* Work instructions
Copy the listing lines starting at the one containing "Extract all elements" and ending at the one containing "x-tick-label: Guardia Nacional", replacing "y-tick-label" with "y-axis-tick" and leaving everything else unchanged.

──────────────────────────────

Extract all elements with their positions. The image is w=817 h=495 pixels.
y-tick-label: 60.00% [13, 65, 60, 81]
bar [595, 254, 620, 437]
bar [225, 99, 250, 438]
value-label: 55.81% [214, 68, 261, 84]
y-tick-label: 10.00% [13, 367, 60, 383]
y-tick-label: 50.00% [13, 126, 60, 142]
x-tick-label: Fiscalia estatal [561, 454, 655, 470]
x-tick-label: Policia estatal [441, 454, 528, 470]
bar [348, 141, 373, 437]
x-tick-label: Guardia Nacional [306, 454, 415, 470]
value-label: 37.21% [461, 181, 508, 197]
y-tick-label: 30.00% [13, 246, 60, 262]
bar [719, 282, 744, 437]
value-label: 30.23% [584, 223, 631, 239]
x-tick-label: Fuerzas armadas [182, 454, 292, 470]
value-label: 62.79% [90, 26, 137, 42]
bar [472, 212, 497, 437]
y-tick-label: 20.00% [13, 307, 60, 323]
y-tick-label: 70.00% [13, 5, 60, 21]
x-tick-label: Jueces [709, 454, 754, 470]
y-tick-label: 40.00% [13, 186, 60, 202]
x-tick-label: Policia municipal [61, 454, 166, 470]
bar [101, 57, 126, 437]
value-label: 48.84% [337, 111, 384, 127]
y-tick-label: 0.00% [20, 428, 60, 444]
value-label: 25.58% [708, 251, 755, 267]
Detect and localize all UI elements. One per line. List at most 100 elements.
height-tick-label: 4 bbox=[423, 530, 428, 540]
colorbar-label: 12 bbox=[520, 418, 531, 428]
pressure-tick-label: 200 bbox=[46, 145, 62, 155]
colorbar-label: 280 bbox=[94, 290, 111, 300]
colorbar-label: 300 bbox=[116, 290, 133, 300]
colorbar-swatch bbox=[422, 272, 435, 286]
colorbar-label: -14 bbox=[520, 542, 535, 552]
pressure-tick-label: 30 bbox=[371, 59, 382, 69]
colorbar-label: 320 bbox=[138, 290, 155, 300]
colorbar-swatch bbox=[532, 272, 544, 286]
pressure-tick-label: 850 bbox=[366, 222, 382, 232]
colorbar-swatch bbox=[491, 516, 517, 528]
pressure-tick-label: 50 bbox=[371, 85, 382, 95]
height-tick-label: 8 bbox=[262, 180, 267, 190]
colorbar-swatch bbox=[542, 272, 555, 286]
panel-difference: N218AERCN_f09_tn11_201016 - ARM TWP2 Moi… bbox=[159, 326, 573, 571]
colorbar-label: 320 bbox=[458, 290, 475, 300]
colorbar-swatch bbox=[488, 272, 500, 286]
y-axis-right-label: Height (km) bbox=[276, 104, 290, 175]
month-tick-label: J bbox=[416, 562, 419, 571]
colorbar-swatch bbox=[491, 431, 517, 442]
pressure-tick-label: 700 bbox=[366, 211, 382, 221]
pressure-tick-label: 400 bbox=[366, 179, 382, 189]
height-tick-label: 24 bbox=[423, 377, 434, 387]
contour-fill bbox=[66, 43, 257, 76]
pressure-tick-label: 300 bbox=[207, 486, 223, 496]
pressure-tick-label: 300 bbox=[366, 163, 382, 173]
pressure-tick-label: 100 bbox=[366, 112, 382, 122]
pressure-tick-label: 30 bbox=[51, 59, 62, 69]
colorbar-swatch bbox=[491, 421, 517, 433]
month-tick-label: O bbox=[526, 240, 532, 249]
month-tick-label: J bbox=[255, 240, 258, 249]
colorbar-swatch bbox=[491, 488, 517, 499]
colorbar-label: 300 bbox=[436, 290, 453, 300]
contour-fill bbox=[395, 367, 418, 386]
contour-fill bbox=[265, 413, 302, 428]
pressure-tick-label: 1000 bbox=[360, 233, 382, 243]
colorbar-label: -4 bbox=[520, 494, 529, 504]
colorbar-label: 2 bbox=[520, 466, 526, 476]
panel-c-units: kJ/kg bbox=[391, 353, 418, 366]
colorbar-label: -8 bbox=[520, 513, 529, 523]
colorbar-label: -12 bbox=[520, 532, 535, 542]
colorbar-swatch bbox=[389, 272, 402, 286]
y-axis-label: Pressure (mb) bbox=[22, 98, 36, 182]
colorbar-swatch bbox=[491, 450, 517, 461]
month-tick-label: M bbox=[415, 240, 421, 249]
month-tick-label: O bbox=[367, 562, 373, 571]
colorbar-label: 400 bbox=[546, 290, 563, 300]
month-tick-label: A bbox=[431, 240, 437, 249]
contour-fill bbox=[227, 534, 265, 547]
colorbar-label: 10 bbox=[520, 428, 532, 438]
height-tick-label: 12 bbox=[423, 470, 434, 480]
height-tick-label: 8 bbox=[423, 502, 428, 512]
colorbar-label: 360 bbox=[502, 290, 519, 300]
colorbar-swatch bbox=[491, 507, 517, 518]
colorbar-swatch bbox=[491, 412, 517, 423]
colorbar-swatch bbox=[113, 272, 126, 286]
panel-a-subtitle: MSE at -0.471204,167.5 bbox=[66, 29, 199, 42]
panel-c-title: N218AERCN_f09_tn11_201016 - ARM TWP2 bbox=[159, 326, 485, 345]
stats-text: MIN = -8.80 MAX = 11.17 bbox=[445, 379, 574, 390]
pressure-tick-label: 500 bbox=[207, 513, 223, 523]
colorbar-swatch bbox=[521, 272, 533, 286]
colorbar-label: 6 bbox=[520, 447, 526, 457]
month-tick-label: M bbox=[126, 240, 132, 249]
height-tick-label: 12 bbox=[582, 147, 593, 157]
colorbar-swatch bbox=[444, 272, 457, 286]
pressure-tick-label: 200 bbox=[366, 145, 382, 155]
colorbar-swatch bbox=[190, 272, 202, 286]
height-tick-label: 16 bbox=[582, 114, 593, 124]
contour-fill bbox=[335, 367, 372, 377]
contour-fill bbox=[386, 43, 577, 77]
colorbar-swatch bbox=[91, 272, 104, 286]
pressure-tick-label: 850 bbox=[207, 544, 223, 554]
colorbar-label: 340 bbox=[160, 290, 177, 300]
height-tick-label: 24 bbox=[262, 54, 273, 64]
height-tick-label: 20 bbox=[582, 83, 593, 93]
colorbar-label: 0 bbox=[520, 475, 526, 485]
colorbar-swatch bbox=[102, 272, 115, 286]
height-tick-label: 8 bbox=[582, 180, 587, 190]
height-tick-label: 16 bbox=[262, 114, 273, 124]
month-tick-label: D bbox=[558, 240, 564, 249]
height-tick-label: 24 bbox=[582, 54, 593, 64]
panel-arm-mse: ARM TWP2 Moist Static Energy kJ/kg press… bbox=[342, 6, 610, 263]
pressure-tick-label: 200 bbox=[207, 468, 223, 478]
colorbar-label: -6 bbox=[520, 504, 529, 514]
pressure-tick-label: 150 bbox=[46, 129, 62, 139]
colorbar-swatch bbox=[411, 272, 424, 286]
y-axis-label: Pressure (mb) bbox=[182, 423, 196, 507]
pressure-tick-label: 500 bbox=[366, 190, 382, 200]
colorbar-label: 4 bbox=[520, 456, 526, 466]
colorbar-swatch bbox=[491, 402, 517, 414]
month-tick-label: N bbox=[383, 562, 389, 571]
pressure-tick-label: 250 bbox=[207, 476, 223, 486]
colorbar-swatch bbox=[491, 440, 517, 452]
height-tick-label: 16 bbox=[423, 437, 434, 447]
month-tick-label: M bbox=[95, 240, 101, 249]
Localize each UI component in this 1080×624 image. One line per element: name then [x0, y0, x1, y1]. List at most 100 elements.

──────────────────────────────

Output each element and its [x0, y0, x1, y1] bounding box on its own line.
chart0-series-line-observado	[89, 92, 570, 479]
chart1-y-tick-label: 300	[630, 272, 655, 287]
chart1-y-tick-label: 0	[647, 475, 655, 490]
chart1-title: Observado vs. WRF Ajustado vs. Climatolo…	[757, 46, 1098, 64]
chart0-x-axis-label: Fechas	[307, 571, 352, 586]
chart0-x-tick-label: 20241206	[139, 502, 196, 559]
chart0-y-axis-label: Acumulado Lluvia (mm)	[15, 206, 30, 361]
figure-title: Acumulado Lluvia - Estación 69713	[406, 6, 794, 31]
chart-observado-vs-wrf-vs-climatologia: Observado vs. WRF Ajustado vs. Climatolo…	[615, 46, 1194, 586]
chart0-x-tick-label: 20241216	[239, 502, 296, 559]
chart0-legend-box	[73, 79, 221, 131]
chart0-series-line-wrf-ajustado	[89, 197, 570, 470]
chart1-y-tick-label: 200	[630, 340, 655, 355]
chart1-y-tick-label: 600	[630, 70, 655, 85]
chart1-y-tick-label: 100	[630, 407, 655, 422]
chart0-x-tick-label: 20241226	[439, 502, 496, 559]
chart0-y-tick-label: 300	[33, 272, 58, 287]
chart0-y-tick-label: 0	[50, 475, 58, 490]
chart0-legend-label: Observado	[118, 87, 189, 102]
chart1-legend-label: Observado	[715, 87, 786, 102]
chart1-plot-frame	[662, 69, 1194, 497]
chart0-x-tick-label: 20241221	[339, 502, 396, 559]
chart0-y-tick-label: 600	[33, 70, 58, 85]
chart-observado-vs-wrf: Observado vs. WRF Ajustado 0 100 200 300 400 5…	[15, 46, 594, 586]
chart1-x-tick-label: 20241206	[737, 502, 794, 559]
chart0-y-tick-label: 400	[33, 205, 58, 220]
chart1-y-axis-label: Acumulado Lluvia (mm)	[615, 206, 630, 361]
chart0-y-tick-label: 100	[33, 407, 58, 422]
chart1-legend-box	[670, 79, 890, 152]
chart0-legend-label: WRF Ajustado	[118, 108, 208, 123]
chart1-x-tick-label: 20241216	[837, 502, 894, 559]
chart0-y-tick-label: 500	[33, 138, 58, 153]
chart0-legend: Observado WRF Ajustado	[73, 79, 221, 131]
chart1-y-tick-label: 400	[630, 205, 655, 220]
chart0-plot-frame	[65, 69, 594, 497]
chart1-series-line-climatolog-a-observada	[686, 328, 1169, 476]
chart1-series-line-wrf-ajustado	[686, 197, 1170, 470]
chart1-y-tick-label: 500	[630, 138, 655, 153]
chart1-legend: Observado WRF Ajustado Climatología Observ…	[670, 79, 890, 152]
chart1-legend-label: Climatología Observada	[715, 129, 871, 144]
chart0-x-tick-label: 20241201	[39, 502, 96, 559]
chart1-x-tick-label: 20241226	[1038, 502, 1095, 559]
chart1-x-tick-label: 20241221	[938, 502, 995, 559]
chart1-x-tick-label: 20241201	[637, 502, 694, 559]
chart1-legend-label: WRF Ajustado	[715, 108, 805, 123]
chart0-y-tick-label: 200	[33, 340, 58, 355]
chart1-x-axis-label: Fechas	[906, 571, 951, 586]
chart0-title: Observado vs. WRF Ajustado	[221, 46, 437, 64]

──────────────────────────────

* Answer to this task
Extract all elements with their positions. The image is w=817 h=495 pixels.
y-axis-tick: 60.00% [13, 65, 60, 81]
bar [595, 254, 620, 437]
bar [225, 99, 250, 438]
value-label: 55.81% [214, 68, 261, 84]
y-axis-tick: 10.00% [13, 367, 60, 383]
y-axis-tick: 50.00% [13, 126, 60, 142]
x-tick-label: Fiscalia estatal [561, 454, 655, 470]
x-tick-label: Policia estatal [441, 454, 528, 470]
bar [348, 141, 373, 437]
x-tick-label: Guardia Nacional [306, 454, 415, 470]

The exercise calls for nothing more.